**Aim of the task**
Locate the string "this" throughout the material and copy every line in which it occurs.
------ Given entries ------
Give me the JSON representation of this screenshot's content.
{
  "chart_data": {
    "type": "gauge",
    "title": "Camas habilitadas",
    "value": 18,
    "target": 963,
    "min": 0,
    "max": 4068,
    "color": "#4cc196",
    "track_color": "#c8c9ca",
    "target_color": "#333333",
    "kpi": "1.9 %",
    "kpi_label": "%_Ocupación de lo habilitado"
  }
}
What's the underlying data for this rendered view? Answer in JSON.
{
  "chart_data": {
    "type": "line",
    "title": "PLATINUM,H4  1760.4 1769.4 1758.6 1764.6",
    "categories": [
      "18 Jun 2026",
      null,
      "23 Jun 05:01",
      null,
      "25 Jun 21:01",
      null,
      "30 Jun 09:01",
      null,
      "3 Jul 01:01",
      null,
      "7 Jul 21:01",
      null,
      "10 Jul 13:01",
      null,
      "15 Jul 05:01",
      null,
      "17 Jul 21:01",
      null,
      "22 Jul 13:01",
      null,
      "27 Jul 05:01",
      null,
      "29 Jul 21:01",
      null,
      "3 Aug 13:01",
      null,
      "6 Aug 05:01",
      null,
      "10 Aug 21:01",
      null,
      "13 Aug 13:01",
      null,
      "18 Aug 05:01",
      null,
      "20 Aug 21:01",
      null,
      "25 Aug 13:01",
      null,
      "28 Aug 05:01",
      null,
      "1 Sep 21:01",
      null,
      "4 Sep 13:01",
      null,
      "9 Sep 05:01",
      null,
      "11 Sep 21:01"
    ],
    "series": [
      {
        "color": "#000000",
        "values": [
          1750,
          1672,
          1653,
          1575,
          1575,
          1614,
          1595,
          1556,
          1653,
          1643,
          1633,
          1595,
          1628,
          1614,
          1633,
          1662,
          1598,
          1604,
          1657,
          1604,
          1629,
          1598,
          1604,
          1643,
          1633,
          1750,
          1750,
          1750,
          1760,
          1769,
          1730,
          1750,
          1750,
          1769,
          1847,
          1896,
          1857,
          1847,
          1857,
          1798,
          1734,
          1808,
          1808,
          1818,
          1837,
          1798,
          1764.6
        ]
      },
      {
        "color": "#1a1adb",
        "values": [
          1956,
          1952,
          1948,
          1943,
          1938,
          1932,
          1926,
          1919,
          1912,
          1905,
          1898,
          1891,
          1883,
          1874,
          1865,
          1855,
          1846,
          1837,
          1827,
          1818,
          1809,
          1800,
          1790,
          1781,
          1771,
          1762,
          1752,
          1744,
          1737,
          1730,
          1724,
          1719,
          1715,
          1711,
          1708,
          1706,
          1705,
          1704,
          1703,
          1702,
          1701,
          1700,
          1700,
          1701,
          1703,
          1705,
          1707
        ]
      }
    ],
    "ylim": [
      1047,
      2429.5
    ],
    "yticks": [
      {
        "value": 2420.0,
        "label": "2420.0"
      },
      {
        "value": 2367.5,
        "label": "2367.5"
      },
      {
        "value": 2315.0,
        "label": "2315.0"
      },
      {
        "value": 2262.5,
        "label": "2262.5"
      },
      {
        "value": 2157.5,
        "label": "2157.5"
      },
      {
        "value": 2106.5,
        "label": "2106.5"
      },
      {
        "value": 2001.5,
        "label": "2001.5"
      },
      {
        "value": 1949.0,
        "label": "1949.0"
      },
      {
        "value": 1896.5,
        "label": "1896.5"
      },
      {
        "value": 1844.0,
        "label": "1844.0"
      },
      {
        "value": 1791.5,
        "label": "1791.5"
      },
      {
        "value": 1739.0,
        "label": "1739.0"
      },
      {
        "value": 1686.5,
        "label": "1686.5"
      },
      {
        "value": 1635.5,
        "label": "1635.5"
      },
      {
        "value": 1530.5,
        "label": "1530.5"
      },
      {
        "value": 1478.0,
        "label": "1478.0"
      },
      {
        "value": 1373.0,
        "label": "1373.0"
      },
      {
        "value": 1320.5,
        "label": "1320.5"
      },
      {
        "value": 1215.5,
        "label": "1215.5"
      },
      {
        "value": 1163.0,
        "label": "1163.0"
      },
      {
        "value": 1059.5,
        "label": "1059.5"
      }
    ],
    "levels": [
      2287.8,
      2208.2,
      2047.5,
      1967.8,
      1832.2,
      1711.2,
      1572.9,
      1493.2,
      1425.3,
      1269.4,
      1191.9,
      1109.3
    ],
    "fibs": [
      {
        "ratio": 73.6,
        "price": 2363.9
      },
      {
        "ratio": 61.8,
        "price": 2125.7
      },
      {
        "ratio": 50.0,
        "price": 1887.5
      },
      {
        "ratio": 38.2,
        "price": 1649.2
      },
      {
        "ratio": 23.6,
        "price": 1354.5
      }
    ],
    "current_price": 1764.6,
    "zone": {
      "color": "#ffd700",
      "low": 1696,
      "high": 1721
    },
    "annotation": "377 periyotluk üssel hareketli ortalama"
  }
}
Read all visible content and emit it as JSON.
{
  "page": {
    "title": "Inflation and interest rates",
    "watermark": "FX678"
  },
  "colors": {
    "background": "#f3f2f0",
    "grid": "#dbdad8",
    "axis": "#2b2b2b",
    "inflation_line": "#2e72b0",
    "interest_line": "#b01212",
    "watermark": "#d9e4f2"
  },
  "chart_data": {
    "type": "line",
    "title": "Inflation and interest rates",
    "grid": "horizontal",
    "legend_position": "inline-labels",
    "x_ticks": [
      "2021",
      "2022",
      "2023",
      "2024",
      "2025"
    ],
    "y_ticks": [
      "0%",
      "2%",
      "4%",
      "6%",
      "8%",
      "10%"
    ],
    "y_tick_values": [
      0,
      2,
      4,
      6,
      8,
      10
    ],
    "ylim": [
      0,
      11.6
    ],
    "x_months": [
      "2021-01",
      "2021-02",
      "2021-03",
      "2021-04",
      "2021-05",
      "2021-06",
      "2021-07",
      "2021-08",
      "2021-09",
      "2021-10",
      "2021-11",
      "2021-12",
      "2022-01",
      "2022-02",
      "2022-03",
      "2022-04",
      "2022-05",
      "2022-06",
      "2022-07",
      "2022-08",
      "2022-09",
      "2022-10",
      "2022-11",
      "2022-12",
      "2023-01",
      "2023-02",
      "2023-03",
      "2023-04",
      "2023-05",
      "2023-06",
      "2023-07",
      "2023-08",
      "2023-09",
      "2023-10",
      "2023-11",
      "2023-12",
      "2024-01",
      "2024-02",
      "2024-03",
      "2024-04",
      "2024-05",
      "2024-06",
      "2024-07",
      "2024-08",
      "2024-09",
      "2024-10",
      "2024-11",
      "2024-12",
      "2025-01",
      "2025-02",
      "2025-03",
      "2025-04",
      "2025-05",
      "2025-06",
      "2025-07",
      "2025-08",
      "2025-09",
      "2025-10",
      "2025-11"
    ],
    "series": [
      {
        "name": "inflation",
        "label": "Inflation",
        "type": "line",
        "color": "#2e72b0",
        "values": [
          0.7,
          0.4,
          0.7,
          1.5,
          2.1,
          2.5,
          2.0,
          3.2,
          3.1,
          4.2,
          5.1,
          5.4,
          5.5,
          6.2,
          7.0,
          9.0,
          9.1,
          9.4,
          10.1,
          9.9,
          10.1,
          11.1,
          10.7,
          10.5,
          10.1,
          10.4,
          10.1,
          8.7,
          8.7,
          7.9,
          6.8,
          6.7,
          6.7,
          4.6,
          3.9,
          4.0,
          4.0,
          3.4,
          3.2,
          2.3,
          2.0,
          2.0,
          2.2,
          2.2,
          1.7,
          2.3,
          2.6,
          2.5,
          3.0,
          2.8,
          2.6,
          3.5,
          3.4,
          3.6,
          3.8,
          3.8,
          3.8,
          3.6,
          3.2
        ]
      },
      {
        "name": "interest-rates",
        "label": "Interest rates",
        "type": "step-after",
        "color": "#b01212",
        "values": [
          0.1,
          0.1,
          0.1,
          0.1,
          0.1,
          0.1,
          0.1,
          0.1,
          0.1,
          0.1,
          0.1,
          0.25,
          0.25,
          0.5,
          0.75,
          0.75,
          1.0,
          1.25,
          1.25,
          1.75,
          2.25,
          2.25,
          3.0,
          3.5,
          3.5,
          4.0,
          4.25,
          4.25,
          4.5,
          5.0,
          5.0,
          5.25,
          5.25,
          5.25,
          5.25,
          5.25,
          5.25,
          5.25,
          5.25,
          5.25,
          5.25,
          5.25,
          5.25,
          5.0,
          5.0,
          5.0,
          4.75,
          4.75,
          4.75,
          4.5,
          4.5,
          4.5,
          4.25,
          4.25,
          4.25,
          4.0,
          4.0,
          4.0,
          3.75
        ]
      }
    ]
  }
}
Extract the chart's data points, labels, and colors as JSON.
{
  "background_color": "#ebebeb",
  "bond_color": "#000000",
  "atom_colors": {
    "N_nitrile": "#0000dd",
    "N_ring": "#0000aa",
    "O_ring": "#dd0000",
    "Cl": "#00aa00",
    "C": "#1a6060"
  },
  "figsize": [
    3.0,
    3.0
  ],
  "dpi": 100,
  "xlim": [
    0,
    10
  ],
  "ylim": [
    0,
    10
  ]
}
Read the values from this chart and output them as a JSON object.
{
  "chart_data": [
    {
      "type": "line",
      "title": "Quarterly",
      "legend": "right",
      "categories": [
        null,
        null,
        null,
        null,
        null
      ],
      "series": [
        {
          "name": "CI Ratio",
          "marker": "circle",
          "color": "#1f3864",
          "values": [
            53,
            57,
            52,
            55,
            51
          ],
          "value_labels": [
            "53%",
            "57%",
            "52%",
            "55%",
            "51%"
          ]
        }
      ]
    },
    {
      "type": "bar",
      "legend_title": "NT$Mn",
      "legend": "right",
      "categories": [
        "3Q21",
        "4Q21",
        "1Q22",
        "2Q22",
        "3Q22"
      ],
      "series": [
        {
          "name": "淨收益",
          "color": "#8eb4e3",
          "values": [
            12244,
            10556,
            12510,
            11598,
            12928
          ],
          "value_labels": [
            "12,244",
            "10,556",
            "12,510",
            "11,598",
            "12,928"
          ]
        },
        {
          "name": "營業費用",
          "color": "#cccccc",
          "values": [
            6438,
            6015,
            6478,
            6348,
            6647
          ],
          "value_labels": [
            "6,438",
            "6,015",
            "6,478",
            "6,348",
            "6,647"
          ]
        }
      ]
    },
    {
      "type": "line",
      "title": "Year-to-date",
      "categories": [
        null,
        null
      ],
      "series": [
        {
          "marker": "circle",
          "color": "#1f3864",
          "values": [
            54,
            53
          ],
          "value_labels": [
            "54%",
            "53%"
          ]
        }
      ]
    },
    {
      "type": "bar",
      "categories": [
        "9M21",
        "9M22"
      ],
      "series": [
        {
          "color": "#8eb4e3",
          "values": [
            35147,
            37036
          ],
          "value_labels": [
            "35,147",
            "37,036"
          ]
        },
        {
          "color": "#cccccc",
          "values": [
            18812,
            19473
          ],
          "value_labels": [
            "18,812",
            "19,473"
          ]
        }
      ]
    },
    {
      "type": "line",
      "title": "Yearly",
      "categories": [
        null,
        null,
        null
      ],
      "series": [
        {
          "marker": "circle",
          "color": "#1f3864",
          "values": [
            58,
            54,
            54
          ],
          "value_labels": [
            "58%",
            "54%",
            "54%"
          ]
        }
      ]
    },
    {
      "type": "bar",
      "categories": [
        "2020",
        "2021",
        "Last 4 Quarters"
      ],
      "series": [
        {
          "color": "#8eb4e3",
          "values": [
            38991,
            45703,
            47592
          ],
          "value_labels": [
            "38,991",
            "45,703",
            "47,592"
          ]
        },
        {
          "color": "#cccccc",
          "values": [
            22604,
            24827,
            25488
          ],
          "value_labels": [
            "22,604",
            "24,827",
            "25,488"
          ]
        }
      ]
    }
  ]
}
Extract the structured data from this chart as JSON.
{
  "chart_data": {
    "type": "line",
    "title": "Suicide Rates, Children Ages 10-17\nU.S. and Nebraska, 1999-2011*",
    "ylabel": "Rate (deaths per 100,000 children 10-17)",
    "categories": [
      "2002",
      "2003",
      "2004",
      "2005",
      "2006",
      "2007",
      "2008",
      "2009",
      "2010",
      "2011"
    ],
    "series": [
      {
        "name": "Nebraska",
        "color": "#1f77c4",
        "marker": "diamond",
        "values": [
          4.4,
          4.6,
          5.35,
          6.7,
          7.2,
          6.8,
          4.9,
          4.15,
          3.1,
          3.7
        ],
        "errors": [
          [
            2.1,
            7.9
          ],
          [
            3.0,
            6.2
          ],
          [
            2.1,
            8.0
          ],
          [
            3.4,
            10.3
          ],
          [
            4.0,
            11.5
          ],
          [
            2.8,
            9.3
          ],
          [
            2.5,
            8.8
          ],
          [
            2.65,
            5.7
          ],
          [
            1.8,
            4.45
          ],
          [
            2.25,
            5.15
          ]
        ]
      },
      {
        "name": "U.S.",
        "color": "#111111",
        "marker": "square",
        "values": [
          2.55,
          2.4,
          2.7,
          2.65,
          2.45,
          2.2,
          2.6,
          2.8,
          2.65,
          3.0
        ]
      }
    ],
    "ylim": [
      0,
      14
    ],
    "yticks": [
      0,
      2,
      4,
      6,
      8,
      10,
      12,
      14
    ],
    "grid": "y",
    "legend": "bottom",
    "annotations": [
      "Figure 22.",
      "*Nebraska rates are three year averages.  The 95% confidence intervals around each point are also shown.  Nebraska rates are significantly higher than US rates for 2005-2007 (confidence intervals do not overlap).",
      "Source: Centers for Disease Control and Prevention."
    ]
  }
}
------
**Solution to the exercise**
Give me the JSON representation of this screenshot's content.
What's the underlying data for this rendered view? Answer in JSON.
Read the values from this chart and output them as a JSON object.
Extract the structured data from this chart as JSON.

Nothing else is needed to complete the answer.